**TEXTAUSZUG**

——————————

Deutsches Team

Huth: "Wir kämpfen auch blutverschmiert weiter"

Svenja Huth soll die deutsche Fußball-Nationalmannschaft bei der WM in Frankreich (07.06.-07.07.2019) anführen. Im Interview mit den Radiowellen der ARD sprach die Vize-Kapitänin über ihre Verletzung, einen vieldiskutierten Werbespot und den Frauenfußball.

Mit dem ersten Gruppenspiel gegen China am Samstag (8.6.2019/15:00 Uhr, live im Ersten und bei sportschau.de) wird es für die DFB-Frauen bei der Weltmeisterschaft in Frankreich ernst. Die öffentliche Aufmerksamkeit wächst stetig. Vize-Kapitänin Svenja Huth stellte sich am Mittwoch (05.06.2019) hintereinander den Fragen von neun ARD-Radiowellen. Dabei ging es natürlich um die Verletzung der 28-Jährigen aus dem Chile-Spiel, wegen der sie die ersten Trainingseinheiten mit dem Team in Frankreich verpasst hat, aber auch viele andere Themen. Sportschau.de hat bei allen Interviews mitgehört.

——————————

**AUSZUG AUS DATENSATZ**
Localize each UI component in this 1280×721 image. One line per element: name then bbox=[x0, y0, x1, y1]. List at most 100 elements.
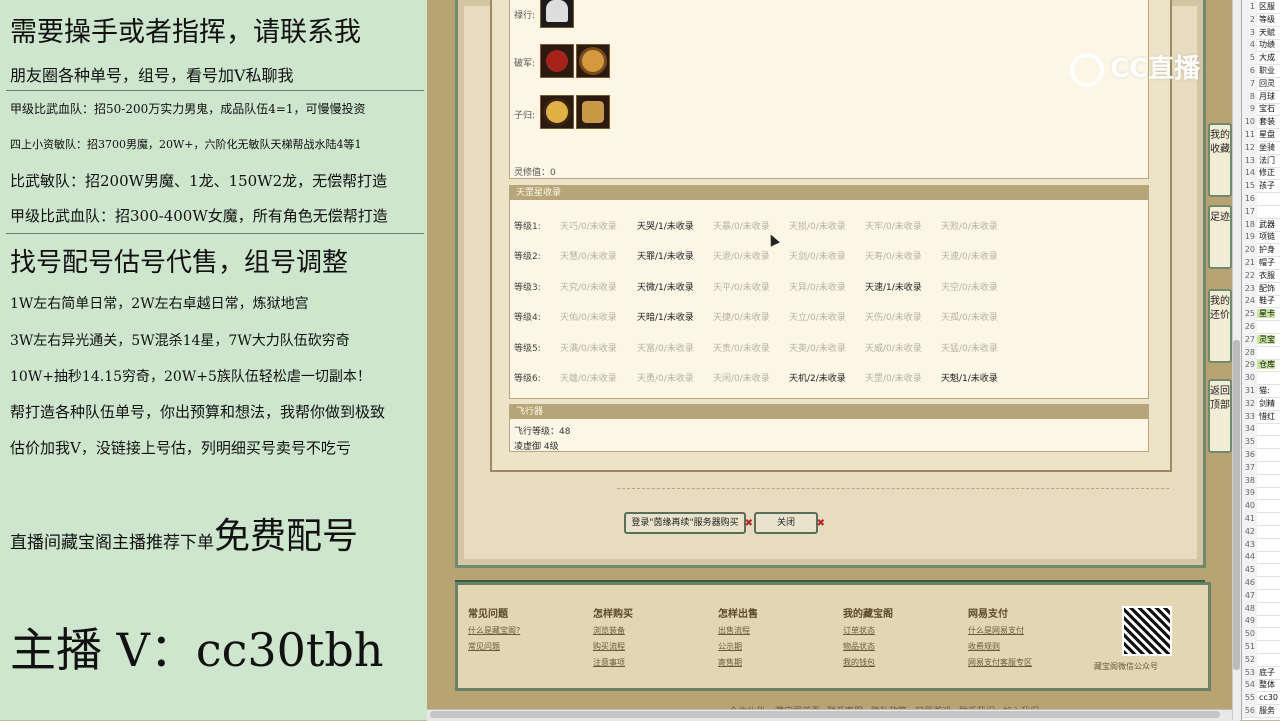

——————————

**AUFGABENSTELLUNG**
Geben Sie den obigen Artikel über Svenja Huth vollständig und Wort für Wort wieder.

**ERGEBNIS DER AUFGABE**
Deutsches Team

Huth: "Wir kämpfen auch blutverschmiert weiter"

Svenja Huth soll die deutsche Fußball-Nationalmannschaft bei der WM in Frankreich (07.06.-07.07.2019) anführen. Im Interview mit den Radiowellen der ARD sprach die Vize-Kapitänin über ihre Verletzung, einen vieldiskutierten Werbespot und den Frauenfußball.

Mit dem ersten Gruppenspiel gegen China am Samstag (8.6.2019/15:00 Uhr, live im Ersten und bei sportschau.de) wird es für die DFB-Frauen bei der Weltmeisterschaft in Frankreich ernst. Die öffentliche Aufmerksamkeit wächst stetig. Vize-Kapitänin Svenja Huth stellte sich am Mittwoch (05.06.2019) hintereinander den Fragen von neun ARD-Radiowellen. Dabei ging es natürlich um die Verletzung der 28-Jährigen aus dem Chile-Spiel, wegen der sie die ersten Trainingseinheiten mit dem Team in Frankreich verpasst hat, aber auch viele andere Themen. Sportschau.de hat bei allen Interviews mitgehört.